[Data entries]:
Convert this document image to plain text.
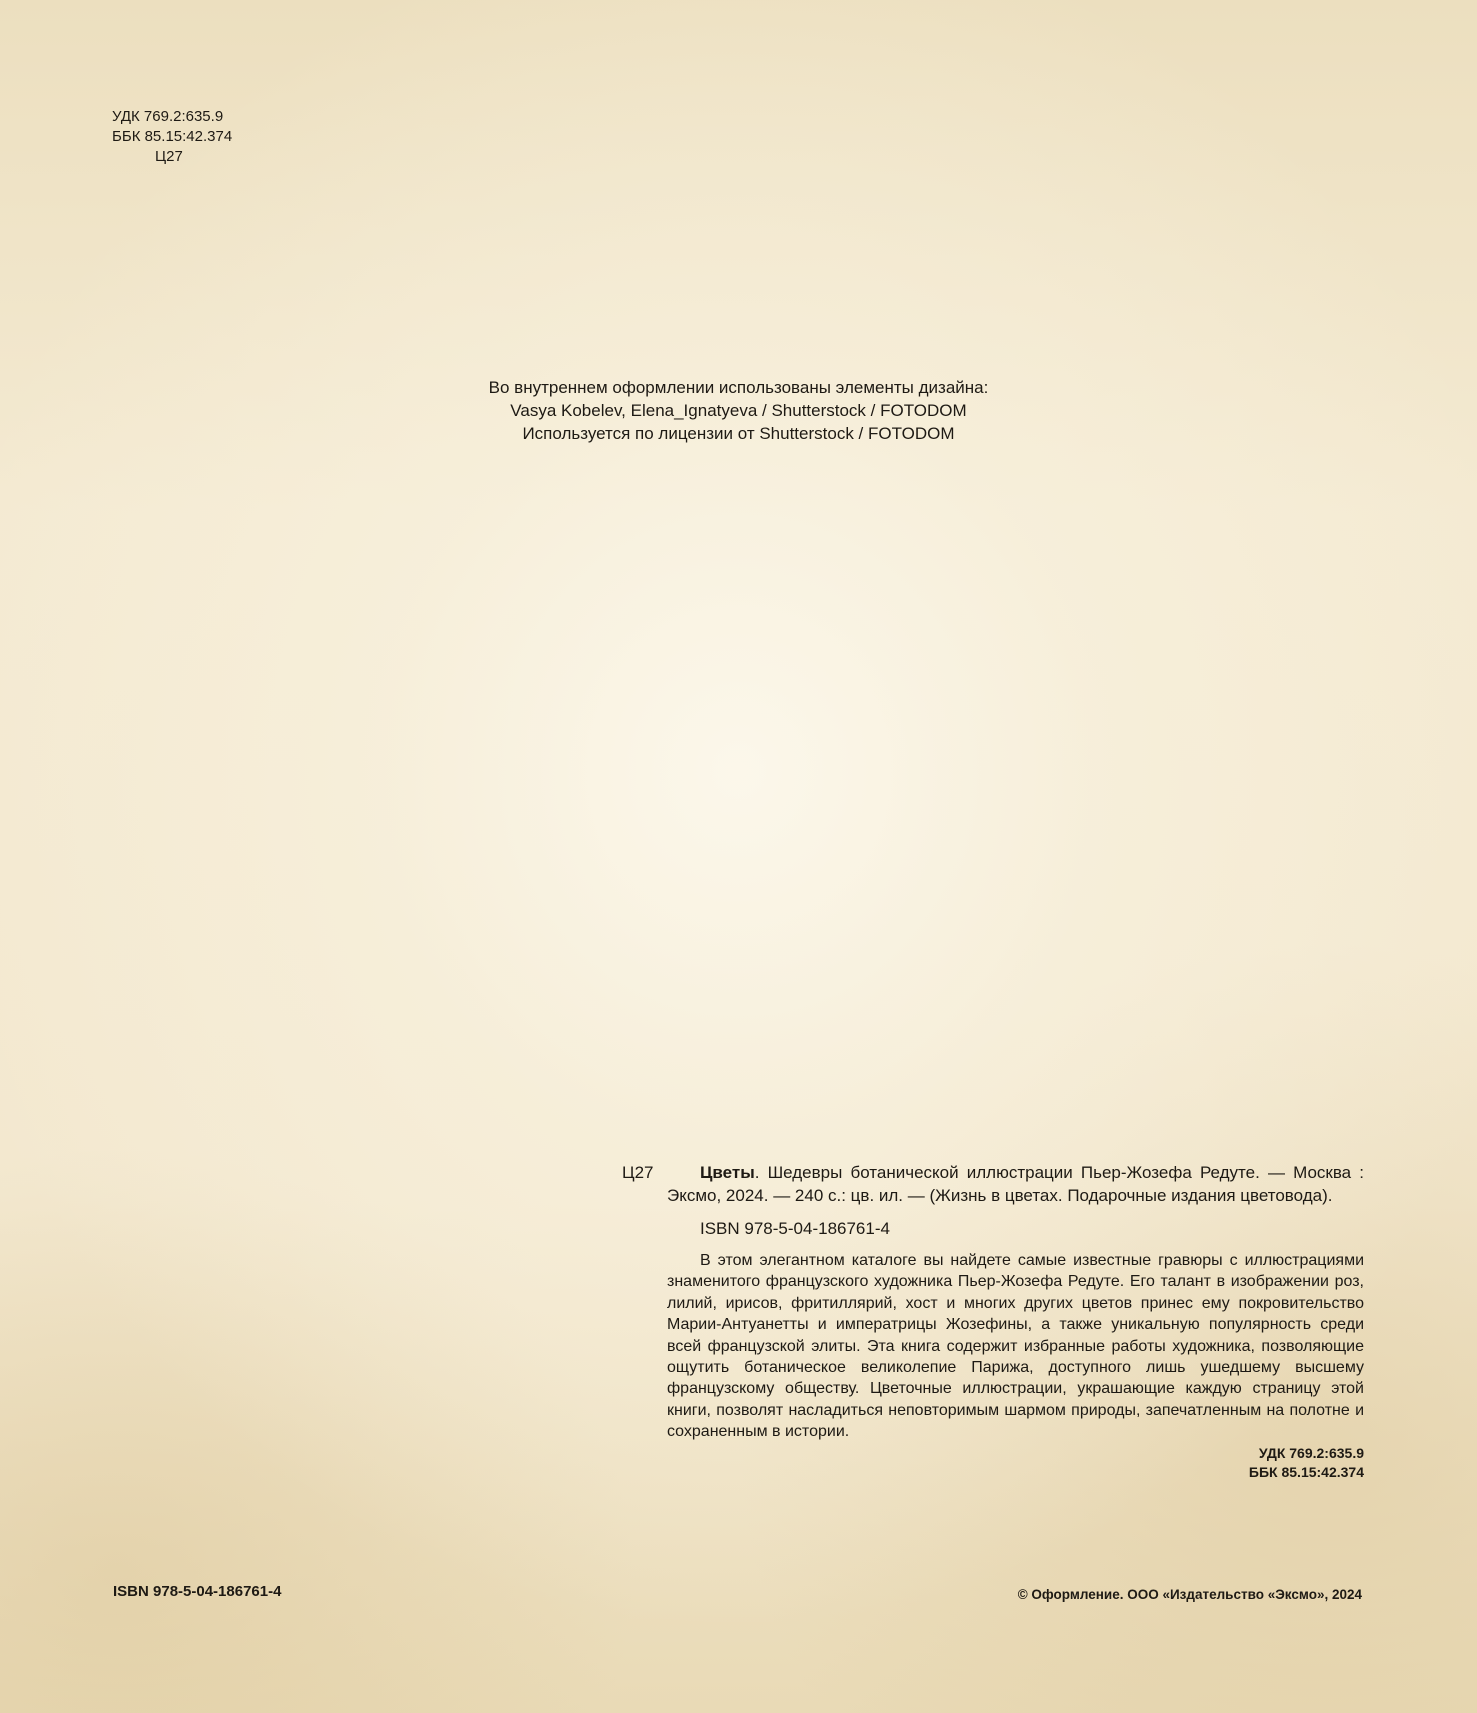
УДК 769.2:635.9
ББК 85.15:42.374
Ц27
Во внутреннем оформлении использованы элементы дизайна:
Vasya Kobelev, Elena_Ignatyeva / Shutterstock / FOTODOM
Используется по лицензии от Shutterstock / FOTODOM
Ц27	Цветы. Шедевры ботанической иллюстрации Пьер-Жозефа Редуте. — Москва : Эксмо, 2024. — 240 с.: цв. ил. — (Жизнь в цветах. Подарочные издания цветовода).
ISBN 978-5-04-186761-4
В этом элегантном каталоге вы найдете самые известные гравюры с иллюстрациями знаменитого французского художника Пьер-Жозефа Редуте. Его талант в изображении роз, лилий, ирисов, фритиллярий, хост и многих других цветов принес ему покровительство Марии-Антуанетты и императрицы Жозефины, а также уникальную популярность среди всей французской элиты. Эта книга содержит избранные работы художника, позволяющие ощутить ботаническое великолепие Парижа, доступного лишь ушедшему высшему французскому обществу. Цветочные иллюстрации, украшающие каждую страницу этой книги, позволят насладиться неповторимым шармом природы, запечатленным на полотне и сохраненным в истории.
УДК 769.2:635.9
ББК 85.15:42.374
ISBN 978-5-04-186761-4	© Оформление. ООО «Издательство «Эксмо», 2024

[WHAT IS ASKED]: In your copy of the listing above, reproduce each line exactly and omit all pictures.

[ANSWER FOR THIS EXERCISE]:
Convert this document image to plain text.
УДК 769.2:635.9
ББК 85.15:42.374
Ц27
Во внутреннем оформлении использованы элементы дизайна:
Vasya Kobelev, Elena_Ignatyeva / Shutterstock / FOTODOM
Используется по лицензии от Shutterstock / FOTODOM
Ц27	Цветы. Шедевры ботанической иллюстрации Пьер-Жозефа Редуте. — Москва : Эксмо, 2024. — 240 с.: цв. ил. — (Жизнь в цветах. Подарочные издания цветовода).
ISBN 978-5-04-186761-4
В этом элегантном каталоге вы найдете самые известные гравюры с иллюстрациями знаменитого французского художника Пьер-Жозефа Редуте. Его талант в изображении роз, лилий, ирисов, фритиллярий, хост и многих других цветов принес ему покровительство Марии-Антуанетты и императрицы Жозефины, а также уникальную популярность среди всей французской элиты. Эта книга содержит избранные работы художника, позволяющие ощутить ботаническое великолепие Парижа, доступного лишь ушедшему высшему французскому обществу. Цветочные иллюстрации, украшающие каждую страницу этой книги, позволят насладиться неповторимым шармом природы, запечатленным на полотне и сохраненным в истории.
УДК 769.2:635.9
ББК 85.15:42.374
ISBN 978-5-04-186761-4	© Оформление. ООО «Издательство «Эксмо», 2024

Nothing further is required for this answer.